[START]

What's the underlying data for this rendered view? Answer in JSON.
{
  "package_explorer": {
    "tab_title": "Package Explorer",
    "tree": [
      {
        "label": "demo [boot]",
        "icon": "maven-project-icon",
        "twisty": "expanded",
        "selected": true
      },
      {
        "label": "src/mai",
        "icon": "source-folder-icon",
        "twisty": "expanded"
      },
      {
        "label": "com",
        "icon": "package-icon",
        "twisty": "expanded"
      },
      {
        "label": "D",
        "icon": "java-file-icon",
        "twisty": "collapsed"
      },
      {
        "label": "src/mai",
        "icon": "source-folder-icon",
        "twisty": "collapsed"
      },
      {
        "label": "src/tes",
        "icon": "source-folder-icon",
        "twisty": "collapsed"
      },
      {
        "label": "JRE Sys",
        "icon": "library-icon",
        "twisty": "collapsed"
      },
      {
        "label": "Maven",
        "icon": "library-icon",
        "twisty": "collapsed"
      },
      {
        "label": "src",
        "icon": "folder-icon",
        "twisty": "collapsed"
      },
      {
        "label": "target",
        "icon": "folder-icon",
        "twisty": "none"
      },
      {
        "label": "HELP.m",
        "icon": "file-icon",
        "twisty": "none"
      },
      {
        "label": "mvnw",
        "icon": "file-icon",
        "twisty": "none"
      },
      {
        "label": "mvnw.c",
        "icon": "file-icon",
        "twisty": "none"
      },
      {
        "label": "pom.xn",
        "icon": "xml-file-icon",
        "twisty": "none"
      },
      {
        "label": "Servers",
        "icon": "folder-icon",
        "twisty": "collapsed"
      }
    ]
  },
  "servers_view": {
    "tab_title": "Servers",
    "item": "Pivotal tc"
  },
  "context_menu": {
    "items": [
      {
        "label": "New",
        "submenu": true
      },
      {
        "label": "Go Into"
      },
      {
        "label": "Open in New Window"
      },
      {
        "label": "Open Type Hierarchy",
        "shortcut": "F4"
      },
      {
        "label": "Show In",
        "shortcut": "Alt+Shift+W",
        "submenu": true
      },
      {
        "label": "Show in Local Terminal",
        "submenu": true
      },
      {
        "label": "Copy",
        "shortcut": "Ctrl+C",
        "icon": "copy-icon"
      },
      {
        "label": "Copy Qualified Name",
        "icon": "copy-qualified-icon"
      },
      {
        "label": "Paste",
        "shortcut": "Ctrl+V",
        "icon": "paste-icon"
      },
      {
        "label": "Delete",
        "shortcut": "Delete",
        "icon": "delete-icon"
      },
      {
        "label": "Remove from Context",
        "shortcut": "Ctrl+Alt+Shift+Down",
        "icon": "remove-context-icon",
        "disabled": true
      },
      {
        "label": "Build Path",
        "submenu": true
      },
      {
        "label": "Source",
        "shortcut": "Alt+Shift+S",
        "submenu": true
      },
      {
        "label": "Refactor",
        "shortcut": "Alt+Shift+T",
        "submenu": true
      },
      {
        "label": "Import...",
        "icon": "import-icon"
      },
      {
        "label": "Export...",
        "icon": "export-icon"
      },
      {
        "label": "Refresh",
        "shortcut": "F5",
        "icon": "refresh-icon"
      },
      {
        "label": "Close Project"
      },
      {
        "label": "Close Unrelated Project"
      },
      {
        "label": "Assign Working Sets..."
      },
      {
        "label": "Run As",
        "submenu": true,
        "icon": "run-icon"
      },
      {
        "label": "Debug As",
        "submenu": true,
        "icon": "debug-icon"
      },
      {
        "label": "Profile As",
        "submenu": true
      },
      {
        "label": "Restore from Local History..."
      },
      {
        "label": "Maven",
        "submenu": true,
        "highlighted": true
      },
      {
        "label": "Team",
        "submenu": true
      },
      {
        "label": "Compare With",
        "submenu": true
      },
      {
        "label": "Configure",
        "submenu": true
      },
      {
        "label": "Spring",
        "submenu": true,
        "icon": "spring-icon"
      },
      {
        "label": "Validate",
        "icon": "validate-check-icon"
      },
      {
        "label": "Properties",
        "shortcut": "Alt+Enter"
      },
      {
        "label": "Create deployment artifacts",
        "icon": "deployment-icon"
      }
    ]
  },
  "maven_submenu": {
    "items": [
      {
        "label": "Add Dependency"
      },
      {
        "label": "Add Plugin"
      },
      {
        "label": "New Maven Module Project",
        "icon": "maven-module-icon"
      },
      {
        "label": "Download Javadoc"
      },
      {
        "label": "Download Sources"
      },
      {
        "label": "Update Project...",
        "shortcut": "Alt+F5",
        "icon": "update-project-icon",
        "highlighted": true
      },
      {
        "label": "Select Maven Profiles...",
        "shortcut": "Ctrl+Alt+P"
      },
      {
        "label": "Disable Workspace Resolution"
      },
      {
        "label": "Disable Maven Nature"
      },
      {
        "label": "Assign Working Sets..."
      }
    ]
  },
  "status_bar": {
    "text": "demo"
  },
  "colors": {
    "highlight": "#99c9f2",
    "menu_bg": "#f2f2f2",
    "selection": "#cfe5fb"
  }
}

[END]

WHAT IS REQUIRED =
Above are the records; copy every line in them that holds the word "Show".

OUTPUT FOR THIS TASK =
        "label": "Show In",
        "label": "Show in Local Terminal",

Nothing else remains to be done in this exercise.